### REQUEST
Find the lines holding the word "непродовольственных" and collect them.

====== AVAILABLE RECORDS ======

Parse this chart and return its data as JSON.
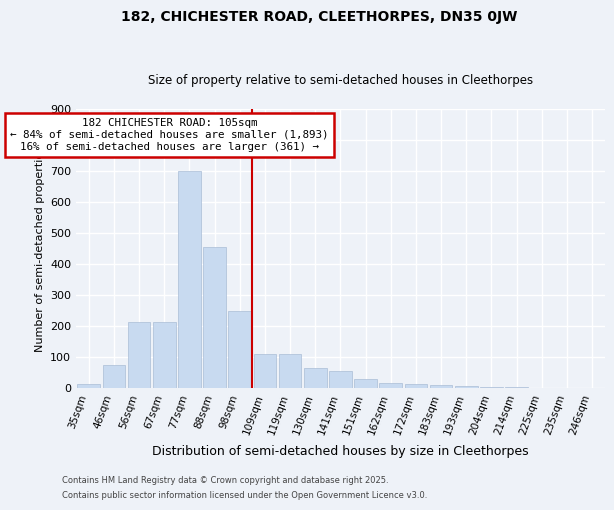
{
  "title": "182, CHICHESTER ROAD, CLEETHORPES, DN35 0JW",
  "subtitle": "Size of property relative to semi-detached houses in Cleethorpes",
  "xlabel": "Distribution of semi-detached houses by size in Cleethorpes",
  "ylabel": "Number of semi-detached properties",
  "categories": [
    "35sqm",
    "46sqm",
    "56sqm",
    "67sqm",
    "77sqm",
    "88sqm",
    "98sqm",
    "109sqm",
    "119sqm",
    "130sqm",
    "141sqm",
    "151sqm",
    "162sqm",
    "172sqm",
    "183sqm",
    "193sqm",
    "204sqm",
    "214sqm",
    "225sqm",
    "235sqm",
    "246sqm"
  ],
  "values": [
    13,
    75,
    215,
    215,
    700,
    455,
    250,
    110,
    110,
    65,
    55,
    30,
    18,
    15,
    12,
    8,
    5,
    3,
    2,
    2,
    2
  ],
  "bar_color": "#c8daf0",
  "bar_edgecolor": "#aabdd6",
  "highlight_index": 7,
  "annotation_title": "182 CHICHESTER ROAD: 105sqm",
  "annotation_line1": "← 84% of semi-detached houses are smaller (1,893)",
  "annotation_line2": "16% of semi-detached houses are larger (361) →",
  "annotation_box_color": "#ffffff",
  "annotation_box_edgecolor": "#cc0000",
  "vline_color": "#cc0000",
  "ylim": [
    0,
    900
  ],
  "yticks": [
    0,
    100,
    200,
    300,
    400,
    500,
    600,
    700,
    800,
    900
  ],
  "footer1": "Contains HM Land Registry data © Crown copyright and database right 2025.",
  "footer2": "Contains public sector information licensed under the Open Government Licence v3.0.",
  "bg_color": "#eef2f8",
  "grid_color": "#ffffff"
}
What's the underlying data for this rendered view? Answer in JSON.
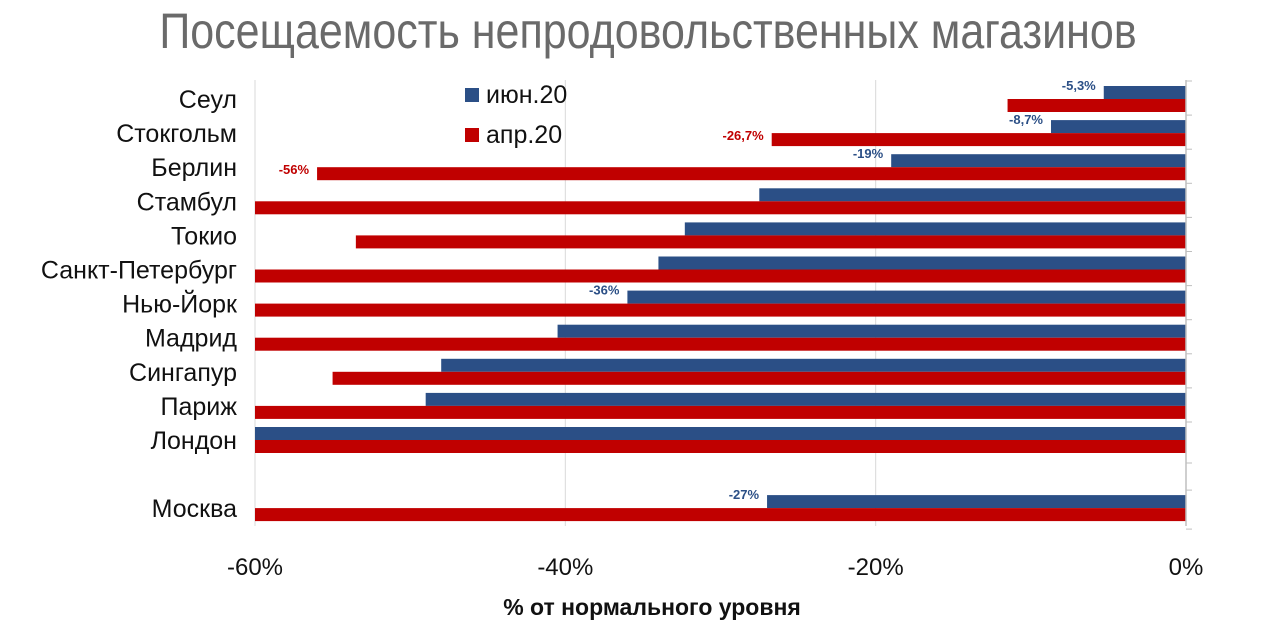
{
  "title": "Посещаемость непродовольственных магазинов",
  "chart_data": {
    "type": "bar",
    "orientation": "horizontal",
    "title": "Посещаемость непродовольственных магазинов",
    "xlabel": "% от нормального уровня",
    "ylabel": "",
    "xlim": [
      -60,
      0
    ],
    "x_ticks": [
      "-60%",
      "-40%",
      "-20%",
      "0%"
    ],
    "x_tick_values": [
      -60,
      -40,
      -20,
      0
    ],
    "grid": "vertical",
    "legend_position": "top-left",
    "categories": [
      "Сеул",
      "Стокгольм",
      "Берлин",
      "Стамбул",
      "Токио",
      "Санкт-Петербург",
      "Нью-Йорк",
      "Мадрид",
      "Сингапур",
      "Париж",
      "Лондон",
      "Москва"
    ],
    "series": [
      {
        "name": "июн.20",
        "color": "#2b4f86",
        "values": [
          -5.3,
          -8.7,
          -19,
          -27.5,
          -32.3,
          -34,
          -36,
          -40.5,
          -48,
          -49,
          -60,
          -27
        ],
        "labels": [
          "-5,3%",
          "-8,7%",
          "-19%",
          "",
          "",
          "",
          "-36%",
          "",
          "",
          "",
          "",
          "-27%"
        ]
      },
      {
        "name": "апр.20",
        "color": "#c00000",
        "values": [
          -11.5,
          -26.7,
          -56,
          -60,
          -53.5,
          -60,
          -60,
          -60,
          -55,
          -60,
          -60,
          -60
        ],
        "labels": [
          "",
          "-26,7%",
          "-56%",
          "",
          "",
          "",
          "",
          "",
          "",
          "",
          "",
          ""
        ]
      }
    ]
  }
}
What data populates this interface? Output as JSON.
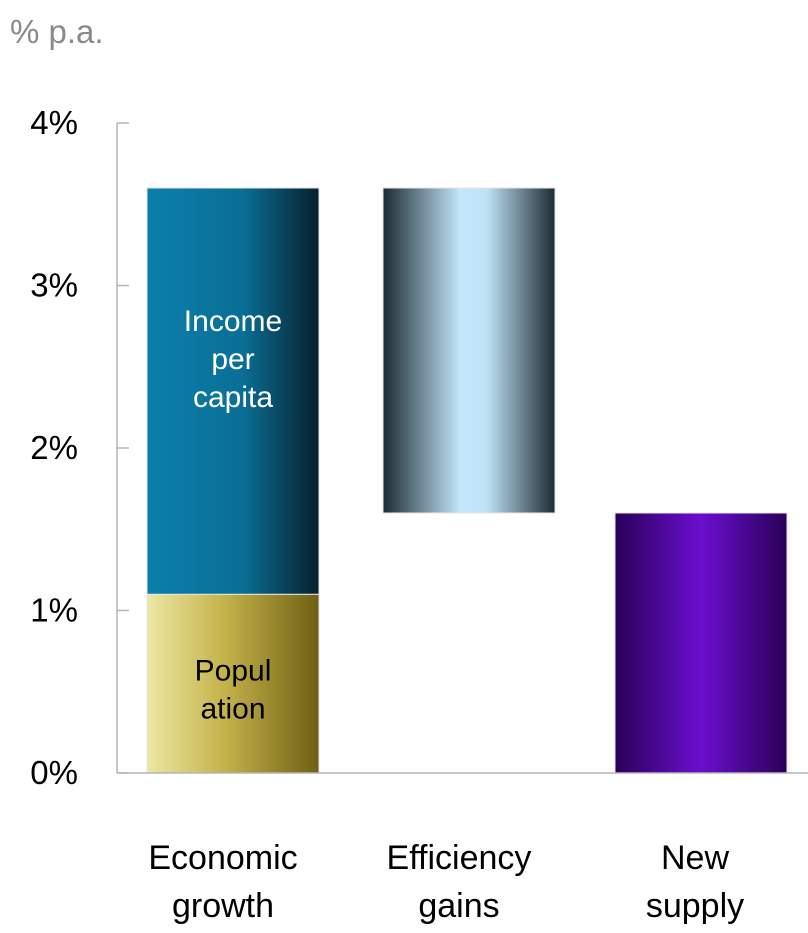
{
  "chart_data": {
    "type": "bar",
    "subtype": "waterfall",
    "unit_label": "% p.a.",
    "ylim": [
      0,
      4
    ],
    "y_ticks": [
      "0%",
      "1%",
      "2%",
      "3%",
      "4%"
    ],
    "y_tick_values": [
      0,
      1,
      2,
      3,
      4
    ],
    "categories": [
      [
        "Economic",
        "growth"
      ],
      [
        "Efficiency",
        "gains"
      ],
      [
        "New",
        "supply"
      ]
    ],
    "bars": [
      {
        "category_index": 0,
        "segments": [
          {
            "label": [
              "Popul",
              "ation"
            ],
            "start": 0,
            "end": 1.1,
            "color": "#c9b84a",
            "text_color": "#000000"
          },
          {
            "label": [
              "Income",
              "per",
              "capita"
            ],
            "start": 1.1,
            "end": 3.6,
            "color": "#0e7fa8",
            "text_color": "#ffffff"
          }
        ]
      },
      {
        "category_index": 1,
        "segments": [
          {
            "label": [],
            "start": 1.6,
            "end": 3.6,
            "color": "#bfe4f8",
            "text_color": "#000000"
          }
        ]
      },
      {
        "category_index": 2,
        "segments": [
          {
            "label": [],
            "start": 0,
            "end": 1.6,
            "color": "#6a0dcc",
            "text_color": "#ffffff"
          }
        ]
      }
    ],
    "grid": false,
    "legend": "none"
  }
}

======

### SOLUTION TO THE PROBLEM
  "title": "Посещаемость непродовольственных магазинов",
    "title": "Посещаемость непродовольственных магазинов",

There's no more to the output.